▸ The problem
Copy out each line that includes the word "bottom".

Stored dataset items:
↓↓↓
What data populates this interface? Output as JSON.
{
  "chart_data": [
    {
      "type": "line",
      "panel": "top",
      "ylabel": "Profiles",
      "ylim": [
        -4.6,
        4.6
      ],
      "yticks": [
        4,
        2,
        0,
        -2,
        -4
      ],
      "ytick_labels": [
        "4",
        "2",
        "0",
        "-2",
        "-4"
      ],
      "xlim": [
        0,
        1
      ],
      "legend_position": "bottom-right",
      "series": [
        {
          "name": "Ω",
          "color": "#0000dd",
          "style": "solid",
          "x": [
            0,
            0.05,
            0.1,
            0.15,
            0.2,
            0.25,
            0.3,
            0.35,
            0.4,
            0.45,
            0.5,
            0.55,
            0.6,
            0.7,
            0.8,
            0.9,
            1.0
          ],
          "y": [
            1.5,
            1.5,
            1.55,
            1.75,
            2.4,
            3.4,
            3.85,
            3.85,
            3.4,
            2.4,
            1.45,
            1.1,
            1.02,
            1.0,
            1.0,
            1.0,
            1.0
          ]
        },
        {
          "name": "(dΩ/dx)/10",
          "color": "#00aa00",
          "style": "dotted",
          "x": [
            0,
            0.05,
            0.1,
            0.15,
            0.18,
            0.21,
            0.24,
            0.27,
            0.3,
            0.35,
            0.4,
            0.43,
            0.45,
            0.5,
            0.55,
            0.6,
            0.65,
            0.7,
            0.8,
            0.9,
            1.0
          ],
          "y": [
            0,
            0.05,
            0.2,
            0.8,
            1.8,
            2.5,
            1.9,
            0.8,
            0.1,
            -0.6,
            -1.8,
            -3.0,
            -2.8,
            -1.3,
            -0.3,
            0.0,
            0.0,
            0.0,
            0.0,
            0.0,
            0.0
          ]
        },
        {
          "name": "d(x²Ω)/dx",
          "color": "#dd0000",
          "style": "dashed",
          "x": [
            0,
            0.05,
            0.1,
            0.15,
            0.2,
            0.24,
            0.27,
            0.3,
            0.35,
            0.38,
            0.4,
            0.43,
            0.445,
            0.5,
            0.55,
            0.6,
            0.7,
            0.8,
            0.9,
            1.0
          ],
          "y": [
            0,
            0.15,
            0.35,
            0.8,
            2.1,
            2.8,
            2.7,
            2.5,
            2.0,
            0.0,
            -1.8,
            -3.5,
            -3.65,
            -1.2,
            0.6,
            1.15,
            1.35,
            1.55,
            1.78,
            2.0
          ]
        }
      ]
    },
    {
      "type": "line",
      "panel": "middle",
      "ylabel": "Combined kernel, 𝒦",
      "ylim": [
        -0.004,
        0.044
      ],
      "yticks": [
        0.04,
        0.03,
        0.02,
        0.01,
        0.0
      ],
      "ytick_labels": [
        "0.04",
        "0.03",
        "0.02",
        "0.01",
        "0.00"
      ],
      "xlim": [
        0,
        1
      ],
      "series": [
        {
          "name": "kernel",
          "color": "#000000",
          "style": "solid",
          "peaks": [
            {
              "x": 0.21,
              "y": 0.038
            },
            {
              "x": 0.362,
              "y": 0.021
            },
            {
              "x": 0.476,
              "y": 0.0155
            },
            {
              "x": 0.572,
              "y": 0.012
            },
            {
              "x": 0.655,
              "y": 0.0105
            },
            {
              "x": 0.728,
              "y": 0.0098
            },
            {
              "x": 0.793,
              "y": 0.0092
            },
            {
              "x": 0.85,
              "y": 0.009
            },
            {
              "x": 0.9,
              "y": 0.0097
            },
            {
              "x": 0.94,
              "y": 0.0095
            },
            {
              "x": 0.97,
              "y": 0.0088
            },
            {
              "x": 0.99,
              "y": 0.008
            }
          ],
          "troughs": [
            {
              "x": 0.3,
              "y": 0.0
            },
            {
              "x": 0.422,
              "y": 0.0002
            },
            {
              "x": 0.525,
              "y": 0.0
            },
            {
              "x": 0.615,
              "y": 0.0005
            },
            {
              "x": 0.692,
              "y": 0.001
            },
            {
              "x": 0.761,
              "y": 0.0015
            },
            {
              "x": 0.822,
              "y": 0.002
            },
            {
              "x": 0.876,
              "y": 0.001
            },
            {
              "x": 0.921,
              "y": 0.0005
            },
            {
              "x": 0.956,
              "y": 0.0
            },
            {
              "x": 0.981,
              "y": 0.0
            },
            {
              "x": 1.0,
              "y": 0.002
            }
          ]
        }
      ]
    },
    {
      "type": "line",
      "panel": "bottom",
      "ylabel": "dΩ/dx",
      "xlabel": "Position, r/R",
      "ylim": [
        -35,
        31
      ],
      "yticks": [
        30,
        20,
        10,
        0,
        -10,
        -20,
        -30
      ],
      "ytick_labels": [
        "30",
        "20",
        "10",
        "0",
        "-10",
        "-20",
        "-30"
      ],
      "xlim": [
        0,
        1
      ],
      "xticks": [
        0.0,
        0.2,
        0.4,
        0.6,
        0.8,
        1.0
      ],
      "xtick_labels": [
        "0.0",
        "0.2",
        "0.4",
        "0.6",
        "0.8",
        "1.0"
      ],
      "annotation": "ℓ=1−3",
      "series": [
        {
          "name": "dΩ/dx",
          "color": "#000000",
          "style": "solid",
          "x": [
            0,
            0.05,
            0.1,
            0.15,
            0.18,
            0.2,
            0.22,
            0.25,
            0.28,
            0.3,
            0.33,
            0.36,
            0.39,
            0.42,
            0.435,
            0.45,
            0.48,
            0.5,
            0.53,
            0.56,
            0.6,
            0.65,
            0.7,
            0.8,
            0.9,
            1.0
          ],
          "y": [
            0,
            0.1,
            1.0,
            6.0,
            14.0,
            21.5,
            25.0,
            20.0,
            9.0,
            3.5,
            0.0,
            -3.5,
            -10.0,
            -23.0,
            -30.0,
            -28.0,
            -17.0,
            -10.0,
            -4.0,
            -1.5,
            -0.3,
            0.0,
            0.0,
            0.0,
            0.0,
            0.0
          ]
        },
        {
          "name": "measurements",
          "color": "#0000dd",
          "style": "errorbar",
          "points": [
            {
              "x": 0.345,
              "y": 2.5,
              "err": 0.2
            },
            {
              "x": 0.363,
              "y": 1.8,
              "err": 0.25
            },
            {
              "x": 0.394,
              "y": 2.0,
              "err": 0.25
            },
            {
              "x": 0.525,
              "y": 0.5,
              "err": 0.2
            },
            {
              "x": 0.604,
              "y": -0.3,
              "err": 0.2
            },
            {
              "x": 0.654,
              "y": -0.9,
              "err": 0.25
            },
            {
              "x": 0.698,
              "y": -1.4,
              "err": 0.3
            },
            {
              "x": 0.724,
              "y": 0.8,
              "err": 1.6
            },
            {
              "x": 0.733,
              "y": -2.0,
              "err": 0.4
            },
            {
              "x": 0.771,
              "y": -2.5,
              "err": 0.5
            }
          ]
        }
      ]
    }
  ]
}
↑↑↑
▸ Task answer
      "legend_position": "bottom-right",
      "panel": "bottom",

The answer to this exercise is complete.